→ **Work required**:
Go through the entries below and write each one out exactly.

** Begin Extracted records **

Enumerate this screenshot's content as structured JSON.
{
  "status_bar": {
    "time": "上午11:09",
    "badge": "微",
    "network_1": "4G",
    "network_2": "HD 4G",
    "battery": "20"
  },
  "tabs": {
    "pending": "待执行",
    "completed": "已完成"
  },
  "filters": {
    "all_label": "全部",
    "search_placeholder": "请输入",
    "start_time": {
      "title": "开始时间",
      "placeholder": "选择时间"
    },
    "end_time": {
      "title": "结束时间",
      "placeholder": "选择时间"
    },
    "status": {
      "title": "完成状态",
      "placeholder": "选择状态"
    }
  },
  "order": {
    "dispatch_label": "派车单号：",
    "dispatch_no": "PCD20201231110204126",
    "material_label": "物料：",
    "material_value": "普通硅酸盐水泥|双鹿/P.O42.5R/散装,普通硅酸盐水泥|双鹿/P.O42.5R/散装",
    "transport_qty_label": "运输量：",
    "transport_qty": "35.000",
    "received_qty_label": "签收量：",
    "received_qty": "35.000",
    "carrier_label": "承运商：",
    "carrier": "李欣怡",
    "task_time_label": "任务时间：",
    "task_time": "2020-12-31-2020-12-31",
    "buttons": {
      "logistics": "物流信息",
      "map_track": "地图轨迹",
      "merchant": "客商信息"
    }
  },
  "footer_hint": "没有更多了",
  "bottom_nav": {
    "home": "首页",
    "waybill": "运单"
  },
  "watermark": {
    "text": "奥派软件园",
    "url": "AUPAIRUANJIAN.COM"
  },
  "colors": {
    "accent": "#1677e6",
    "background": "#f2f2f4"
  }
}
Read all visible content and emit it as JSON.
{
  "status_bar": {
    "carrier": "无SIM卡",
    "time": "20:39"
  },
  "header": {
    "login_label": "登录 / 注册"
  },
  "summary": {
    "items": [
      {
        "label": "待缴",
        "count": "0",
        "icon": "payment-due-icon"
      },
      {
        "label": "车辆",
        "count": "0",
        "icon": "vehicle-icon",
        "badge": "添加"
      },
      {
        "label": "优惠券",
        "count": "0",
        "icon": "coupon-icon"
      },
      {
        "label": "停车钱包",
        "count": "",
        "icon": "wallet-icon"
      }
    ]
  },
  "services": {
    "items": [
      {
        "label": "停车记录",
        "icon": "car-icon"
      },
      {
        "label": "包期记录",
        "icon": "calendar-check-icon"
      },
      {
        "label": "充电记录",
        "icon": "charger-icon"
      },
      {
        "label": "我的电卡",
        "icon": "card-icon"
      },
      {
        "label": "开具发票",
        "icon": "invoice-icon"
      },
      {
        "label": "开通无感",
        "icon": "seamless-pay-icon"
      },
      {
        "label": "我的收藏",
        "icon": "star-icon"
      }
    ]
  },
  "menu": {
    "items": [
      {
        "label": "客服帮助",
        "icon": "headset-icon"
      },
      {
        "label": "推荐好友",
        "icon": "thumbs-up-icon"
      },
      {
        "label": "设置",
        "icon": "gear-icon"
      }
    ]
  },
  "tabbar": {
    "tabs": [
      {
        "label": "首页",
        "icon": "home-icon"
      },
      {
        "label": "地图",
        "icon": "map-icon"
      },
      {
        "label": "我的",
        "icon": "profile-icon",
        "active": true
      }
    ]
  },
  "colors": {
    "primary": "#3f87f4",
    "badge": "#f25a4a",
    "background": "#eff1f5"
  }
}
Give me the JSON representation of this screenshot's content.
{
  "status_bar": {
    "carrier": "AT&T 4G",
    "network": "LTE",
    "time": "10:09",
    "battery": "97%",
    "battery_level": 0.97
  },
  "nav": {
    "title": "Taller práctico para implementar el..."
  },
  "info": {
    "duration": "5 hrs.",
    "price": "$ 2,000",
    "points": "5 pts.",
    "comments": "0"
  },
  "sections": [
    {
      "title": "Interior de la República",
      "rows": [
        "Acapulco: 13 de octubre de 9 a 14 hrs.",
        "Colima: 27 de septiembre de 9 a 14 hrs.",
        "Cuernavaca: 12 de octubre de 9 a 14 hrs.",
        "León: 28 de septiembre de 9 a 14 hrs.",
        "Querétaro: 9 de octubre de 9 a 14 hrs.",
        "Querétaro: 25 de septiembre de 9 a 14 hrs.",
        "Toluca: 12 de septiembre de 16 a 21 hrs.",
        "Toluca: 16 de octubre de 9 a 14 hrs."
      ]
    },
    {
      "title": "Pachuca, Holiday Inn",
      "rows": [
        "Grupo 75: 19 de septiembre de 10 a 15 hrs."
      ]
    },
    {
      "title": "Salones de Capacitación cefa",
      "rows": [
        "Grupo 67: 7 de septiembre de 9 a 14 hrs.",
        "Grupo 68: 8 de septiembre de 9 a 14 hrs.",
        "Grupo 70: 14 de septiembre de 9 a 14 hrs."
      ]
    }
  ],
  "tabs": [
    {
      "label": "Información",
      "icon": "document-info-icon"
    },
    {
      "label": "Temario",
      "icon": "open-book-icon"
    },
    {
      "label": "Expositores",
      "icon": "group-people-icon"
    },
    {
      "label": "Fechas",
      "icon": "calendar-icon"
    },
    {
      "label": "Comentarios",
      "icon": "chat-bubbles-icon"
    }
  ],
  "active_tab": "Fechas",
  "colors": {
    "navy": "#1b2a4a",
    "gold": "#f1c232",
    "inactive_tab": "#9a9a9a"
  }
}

** End Extracted records **

→ **Exercise solution**:
Enumerate this screenshot's content as structured JSON.
{
  "status_bar": {
    "time": "上午11:09",
    "badge": "微",
    "network_1": "4G",
    "network_2": "HD 4G",
    "battery": "20"
  },
  "tabs": {
    "pending": "待执行",
    "completed": "已完成"
  },
  "filters": {
    "all_label": "全部",
    "search_placeholder": "请输入",
    "start_time": {
      "title": "开始时间",
      "placeholder": "选择时间"
    },
    "end_time": {
      "title": "结束时间",
      "placeholder": "选择时间"
    },
    "status": {
      "title": "完成状态",
      "placeholder": "选择状态"
    }
  },
  "order": {
    "dispatch_label": "派车单号：",
    "dispatch_no": "PCD20201231110204126",
    "material_label": "物料：",
    "material_value": "普通硅酸盐水泥|双鹿/P.O42.5R/散装,普通硅酸盐水泥|双鹿/P.O42.5R/散装",
    "transport_qty_label": "运输量：",
    "transport_qty": "35.000",
    "received_qty_label": "签收量：",
    "received_qty": "35.000",
    "carrier_label": "承运商：",
    "carrier": "李欣怡",
    "task_time_label": "任务时间：",
    "task_time": "2020-12-31-2020-12-31",
    "buttons": {
      "logistics": "物流信息",
      "map_track": "地图轨迹",
      "merchant": "客商信息"
    }
  },
  "footer_hint": "没有更多了",
  "bottom_nav": {
    "home": "首页",
    "waybill": "运单"
  },
  "watermark": {
    "text": "奥派软件园",
    "url": "AUPAIRUANJIAN.COM"
  },
  "colors": {
    "accent": "#1677e6",
    "background": "#f2f2f4"
  }
}
Read all visible content and emit it as JSON.
{
  "status_bar": {
    "carrier": "无SIM卡",
    "time": "20:39"
  },
  "header": {
    "login_label": "登录 / 注册"
  },
  "summary": {
    "items": [
      {
        "label": "待缴",
        "count": "0",
        "icon": "payment-due-icon"
      },
      {
        "label": "车辆",
        "count": "0",
        "icon": "vehicle-icon",
        "badge": "添加"
      },
      {
        "label": "优惠券",
        "count": "0",
        "icon": "coupon-icon"
      },
      {
        "label": "停车钱包",
        "count": "",
        "icon": "wallet-icon"
      }
    ]
  },
  "services": {
    "items": [
      {
        "label": "停车记录",
        "icon": "car-icon"
      },
      {
        "label": "包期记录",
        "icon": "calendar-check-icon"
      },
      {
        "label": "充电记录",
        "icon": "charger-icon"
      },
      {
        "label": "我的电卡",
        "icon": "card-icon"
      },
      {
        "label": "开具发票",
        "icon": "invoice-icon"
      },
      {
        "label": "开通无感",
        "icon": "seamless-pay-icon"
      },
      {
        "label": "我的收藏",
        "icon": "star-icon"
      }
    ]
  },
  "menu": {
    "items": [
      {
        "label": "客服帮助",
        "icon": "headset-icon"
      },
      {
        "label": "推荐好友",
        "icon": "thumbs-up-icon"
      },
      {
        "label": "设置",
        "icon": "gear-icon"
      }
    ]
  },
  "tabbar": {
    "tabs": [
      {
        "label": "首页",
        "icon": "home-icon"
      },
      {
        "label": "地图",
        "icon": "map-icon"
      },
      {
        "label": "我的",
        "icon": "profile-icon",
        "active": true
      }
    ]
  },
  "colors": {
    "primary": "#3f87f4",
    "badge": "#f25a4a",
    "background": "#eff1f5"
  }
}
Give me the JSON representation of this screenshot's content.
{
  "status_bar": {
    "carrier": "AT&T 4G",
    "network": "LTE",
    "time": "10:09",
    "battery": "97%",
    "battery_level": 0.97
  },
  "nav": {
    "title": "Taller práctico para implementar el..."
  },
  "info": {
    "duration": "5 hrs.",
    "price": "$ 2,000",
    "points": "5 pts.",
    "comments": "0"
  },
  "sections": [
    {
      "title": "Interior de la República",
      "rows": [
        "Acapulco: 13 de octubre de 9 a 14 hrs.",
        "Colima: 27 de septiembre de 9 a 14 hrs.",
        "Cuernavaca: 12 de octubre de 9 a 14 hrs.",
        "León: 28 de septiembre de 9 a 14 hrs.",
        "Querétaro: 9 de octubre de 9 a 14 hrs.",
        "Querétaro: 25 de septiembre de 9 a 14 hrs.",
        "Toluca: 12 de septiembre de 16 a 21 hrs.",
        "Toluca: 16 de octubre de 9 a 14 hrs."
      ]
    },
    {
      "title": "Pachuca, Holiday Inn",
      "rows": [
        "Grupo 75: 19 de septiembre de 10 a 15 hrs."
      ]
    },
    {
      "title": "Salones de Capacitación cefa",
      "rows": [
        "Grupo 67: 7 de septiembre de 9 a 14 hrs.",
        "Grupo 68: 8 de septiembre de 9 a 14 hrs.",
        "Grupo 70: 14 de septiembre de 9 a 14 hrs."
      ]
    }
  ],
  "tabs": [
    {
      "label": "Información",
      "icon": "document-info-icon"
    },
    {
      "label": "Temario",
      "icon": "open-book-icon"
    },
    {
      "label": "Expositores",
      "icon": "group-people-icon"
    },
    {
      "label": "Fechas",
      "icon": "calendar-icon"
    },
    {
      "label": "Comentarios",
      "icon": "chat-bubbles-icon"
    }
  ],
  "active_tab": "Fechas",
  "colors": {
    "navy": "#1b2a4a",
    "gold": "#f1c232",
    "inactive_tab": "#9a9a9a"
  }
}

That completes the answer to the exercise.